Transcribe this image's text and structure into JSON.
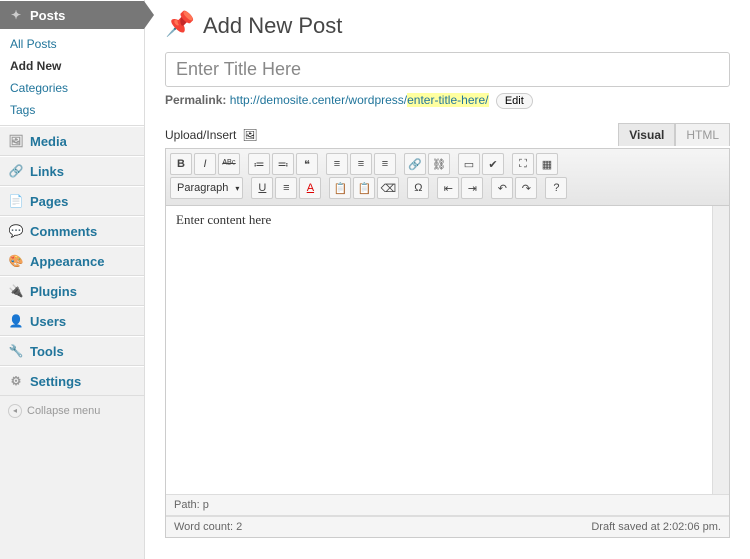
{
  "sidebar": {
    "posts": {
      "label": "Posts",
      "items": [
        "All Posts",
        "Add New",
        "Categories",
        "Tags"
      ],
      "active_index": 1
    },
    "media": "Media",
    "links": "Links",
    "pages": "Pages",
    "comments": "Comments",
    "appearance": "Appearance",
    "plugins": "Plugins",
    "users": "Users",
    "tools": "Tools",
    "settings": "Settings",
    "collapse": "Collapse menu"
  },
  "page": {
    "heading": "Add New Post",
    "title_value": "Enter Title Here",
    "permalink_label": "Permalink:",
    "permalink_base": "http://demosite.center/wordpress/",
    "permalink_slug": "enter-title-here/",
    "edit_label": "Edit"
  },
  "editor": {
    "upload_label": "Upload/Insert",
    "tabs": {
      "visual": "Visual",
      "html": "HTML"
    },
    "paragraph_label": "Paragraph",
    "content": "Enter content here",
    "path_label": "Path:",
    "path_value": "p",
    "word_count_label": "Word count:",
    "word_count": "2",
    "draft_saved": "Draft saved at 2:02:06 pm."
  }
}
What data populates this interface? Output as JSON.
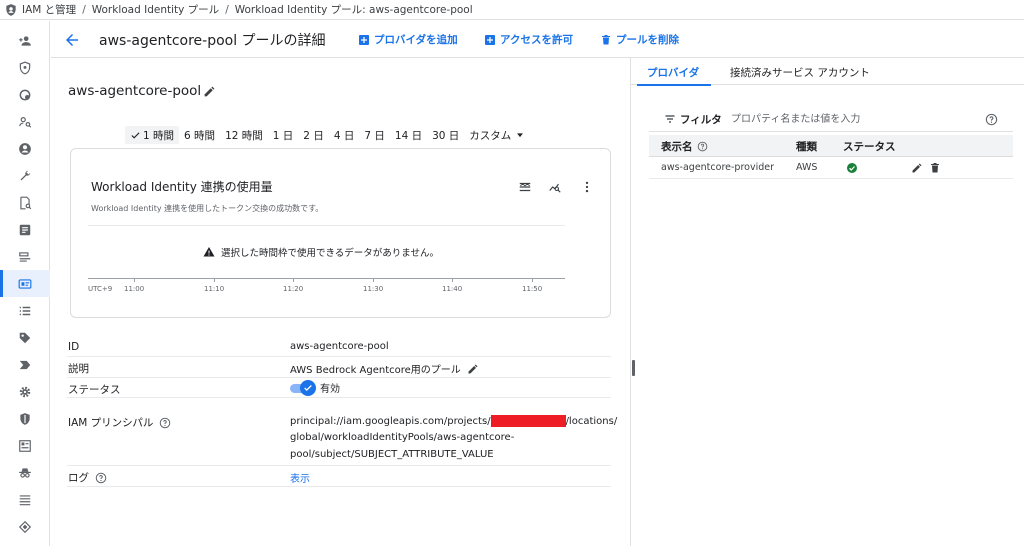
{
  "breadcrumb": {
    "items": [
      "IAM と管理",
      "Workload Identity プール",
      "Workload Identity プール: aws-agentcore-pool"
    ],
    "separator": "/"
  },
  "header": {
    "title": "aws-agentcore-pool プールの詳細",
    "add_provider": "プロバイダを追加",
    "grant_access": "アクセスを許可",
    "delete_pool": "プールを削除"
  },
  "pool": {
    "name": "aws-agentcore-pool"
  },
  "time_range": {
    "options": [
      "1 時間",
      "6 時間",
      "12 時間",
      "1 日",
      "2 日",
      "4 日",
      "7 日",
      "14 日",
      "30 日",
      "カスタム"
    ],
    "selected": "1 時間"
  },
  "chart_data": {
    "type": "line",
    "title": "Workload Identity 連携の使用量",
    "subtitle": "Workload Identity 連携を使用したトークン交換の成功数です。",
    "no_data": "選択した時間枠で使用できるデータがありません。",
    "timezone": "UTC+9",
    "x": [
      "11:00",
      "11:10",
      "11:20",
      "11:30",
      "11:40",
      "11:50"
    ],
    "series": []
  },
  "details": {
    "id_label": "ID",
    "id_value": "aws-agentcore-pool",
    "desc_label": "説明",
    "desc_value": "AWS Bedrock Agentcore用のプール",
    "status_label": "ステータス",
    "status_value": "有効",
    "principal_label": "IAM プリンシパル",
    "principal_line1_a": "principal://iam.googleapis.com/projects/",
    "principal_line1_b": "/locations/",
    "principal_line2": "global/workloadIdentityPools/aws-agentcore-",
    "principal_line3": "pool/subject/SUBJECT_ATTRIBUTE_VALUE",
    "log_label": "ログ",
    "log_value": "表示"
  },
  "right_panel": {
    "tabs": [
      "プロバイダ",
      "接続済みサービス アカウント"
    ],
    "active_tab": "プロバイダ",
    "filter": {
      "label": "フィルタ",
      "placeholder": "プロパティ名または値を入力"
    },
    "columns": [
      "表示名",
      "種類",
      "ステータス"
    ],
    "rows": [
      {
        "display_name": "aws-agentcore-provider",
        "type": "AWS",
        "status": "enabled"
      }
    ]
  },
  "colors": {
    "accent": "#1a73e8",
    "success": "#188038",
    "redaction": "#ee1c25"
  }
}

◇ ◇ ◇ ◇ ◇

Reproduce the material in full, word for word, and omit the pictures.

Transcribe this image's text and structure into JSON.
{
  "sidebar": {
    "posts": {
      "label": "Posts",
      "items": [
        "All Posts",
        "Add New",
        "Categories",
        "Tags"
      ],
      "active_index": 1
    },
    "media": "Media",
    "links": "Links",
    "pages": "Pages",
    "comments": "Comments",
    "appearance": "Appearance",
    "plugins": "Plugins",
    "users": "Users",
    "tools": "Tools",
    "settings": "Settings",
    "collapse": "Collapse menu"
  },
  "page": {
    "heading": "Add New Post",
    "title_value": "Enter Title Here",
    "permalink_label": "Permalink:",
    "permalink_base": "http://demosite.center/wordpress/",
    "permalink_slug": "enter-title-here/",
    "edit_label": "Edit"
  },
  "editor": {
    "upload_label": "Upload/Insert",
    "tabs": {
      "visual": "Visual",
      "html": "HTML"
    },
    "paragraph_label": "Paragraph",
    "content": "Enter content here",
    "path_label": "Path:",
    "path_value": "p",
    "word_count_label": "Word count:",
    "word_count": "2",
    "draft_saved": "Draft saved at 2:02:06 pm."
  }
}
What data populates this interface? Output as JSON.
{
  "breadcrumb": {
    "items": [
      "IAM と管理",
      "Workload Identity プール",
      "Workload Identity プール: aws-agentcore-pool"
    ],
    "separator": "/"
  },
  "header": {
    "title": "aws-agentcore-pool プールの詳細",
    "add_provider": "プロバイダを追加",
    "grant_access": "アクセスを許可",
    "delete_pool": "プールを削除"
  },
  "pool": {
    "name": "aws-agentcore-pool"
  },
  "time_range": {
    "options": [
      "1 時間",
      "6 時間",
      "12 時間",
      "1 日",
      "2 日",
      "4 日",
      "7 日",
      "14 日",
      "30 日",
      "カスタム"
    ],
    "selected": "1 時間"
  },
  "chart_data": {
    "type": "line",
    "title": "Workload Identity 連携の使用量",
    "subtitle": "Workload Identity 連携を使用したトークン交換の成功数です。",
    "no_data": "選択した時間枠で使用できるデータがありません。",
    "timezone": "UTC+9",
    "x": [
      "11:00",
      "11:10",
      "11:20",
      "11:30",
      "11:40",
      "11:50"
    ],
    "series": []
  },
  "details": {
    "id_label": "ID",
    "id_value": "aws-agentcore-pool",
    "desc_label": "説明",
    "desc_value": "AWS Bedrock Agentcore用のプール",
    "status_label": "ステータス",
    "status_value": "有効",
    "principal_label": "IAM プリンシパル",
    "principal_line1_a": "principal://iam.googleapis.com/projects/",
    "principal_line1_b": "/locations/",
    "principal_line2": "global/workloadIdentityPools/aws-agentcore-",
    "principal_line3": "pool/subject/SUBJECT_ATTRIBUTE_VALUE",
    "log_label": "ログ",
    "log_value": "表示"
  },
  "right_panel": {
    "tabs": [
      "プロバイダ",
      "接続済みサービス アカウント"
    ],
    "active_tab": "プロバイダ",
    "filter": {
      "label": "フィルタ",
      "placeholder": "プロパティ名または値を入力"
    },
    "columns": [
      "表示名",
      "種類",
      "ステータス"
    ],
    "rows": [
      {
        "display_name": "aws-agentcore-provider",
        "type": "AWS",
        "status": "enabled"
      }
    ]
  },
  "colors": {
    "accent": "#1a73e8",
    "success": "#188038",
    "redaction": "#ee1c25"
  }
}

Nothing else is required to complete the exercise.